■ Entries
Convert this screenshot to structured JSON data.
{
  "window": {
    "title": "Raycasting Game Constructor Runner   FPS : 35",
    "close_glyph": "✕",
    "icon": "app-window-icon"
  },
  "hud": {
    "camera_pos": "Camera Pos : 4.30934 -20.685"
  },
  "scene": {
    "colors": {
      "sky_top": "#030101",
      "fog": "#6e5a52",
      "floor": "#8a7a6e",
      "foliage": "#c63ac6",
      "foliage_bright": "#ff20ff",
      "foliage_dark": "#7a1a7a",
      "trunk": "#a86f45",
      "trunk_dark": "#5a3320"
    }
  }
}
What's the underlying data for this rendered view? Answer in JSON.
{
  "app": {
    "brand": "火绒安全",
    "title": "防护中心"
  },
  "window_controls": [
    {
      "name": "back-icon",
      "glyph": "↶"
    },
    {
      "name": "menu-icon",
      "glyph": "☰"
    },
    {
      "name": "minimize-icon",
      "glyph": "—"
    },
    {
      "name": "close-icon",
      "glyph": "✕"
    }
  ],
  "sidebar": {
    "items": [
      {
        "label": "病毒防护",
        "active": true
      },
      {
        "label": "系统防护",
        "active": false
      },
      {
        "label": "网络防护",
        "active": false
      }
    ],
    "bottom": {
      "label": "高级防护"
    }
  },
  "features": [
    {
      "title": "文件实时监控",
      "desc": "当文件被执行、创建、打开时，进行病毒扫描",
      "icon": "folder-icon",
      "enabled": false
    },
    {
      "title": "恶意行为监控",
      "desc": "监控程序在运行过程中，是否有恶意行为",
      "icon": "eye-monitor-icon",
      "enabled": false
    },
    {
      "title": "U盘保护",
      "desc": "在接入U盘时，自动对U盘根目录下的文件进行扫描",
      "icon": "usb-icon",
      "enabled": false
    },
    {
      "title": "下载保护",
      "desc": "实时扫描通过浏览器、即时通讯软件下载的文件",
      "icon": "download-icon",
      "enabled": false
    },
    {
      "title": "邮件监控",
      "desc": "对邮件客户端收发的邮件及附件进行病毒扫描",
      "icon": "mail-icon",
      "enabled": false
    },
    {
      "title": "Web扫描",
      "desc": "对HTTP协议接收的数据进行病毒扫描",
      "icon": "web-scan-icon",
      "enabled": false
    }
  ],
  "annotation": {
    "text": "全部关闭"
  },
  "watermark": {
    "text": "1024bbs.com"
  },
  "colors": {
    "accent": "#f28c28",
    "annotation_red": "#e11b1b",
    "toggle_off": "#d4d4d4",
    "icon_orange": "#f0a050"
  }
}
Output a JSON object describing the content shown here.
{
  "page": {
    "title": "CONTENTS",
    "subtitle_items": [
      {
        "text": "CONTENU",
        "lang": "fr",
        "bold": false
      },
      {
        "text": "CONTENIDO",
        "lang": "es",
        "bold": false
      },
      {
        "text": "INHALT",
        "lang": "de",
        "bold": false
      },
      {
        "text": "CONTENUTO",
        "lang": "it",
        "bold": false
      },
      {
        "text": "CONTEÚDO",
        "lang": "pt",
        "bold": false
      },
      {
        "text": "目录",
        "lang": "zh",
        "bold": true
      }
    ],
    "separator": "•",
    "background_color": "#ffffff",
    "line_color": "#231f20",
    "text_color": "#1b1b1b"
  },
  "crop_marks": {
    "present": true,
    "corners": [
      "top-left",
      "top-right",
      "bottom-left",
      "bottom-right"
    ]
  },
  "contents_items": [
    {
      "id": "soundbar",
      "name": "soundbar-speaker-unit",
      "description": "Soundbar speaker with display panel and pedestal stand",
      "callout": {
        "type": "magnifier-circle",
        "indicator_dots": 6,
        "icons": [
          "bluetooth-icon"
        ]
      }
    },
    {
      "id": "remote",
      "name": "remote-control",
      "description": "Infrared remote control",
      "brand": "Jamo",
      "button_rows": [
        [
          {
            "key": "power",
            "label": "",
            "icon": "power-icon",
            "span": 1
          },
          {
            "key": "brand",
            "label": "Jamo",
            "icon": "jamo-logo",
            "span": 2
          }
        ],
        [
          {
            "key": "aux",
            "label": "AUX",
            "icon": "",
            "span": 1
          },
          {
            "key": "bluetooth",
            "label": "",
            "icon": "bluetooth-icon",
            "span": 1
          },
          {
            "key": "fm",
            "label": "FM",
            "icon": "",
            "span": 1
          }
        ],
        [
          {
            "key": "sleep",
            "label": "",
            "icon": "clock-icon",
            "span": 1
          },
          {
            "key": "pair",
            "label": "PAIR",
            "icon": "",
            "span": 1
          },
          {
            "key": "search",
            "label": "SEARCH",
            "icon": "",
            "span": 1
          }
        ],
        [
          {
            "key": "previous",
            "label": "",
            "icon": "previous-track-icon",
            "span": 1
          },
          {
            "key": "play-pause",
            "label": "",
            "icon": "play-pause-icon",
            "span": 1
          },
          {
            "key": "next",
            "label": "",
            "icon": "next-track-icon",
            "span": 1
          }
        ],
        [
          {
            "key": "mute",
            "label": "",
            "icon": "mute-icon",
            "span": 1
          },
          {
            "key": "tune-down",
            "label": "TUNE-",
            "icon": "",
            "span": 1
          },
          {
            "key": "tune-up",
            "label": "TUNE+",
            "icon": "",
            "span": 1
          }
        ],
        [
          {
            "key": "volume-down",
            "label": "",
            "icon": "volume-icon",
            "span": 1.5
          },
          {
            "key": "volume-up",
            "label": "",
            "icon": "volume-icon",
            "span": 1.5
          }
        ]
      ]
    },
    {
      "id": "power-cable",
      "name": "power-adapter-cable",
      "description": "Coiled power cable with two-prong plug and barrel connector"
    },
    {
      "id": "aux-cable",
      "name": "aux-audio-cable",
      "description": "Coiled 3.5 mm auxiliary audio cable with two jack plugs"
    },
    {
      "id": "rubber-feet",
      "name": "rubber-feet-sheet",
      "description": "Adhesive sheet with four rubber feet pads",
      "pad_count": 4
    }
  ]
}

■ Directive
Go through the listing above and list every line that has the word "track".

■ Answer to this exercise
            "icon": "previous-track-icon",
            "icon": "next-track-icon",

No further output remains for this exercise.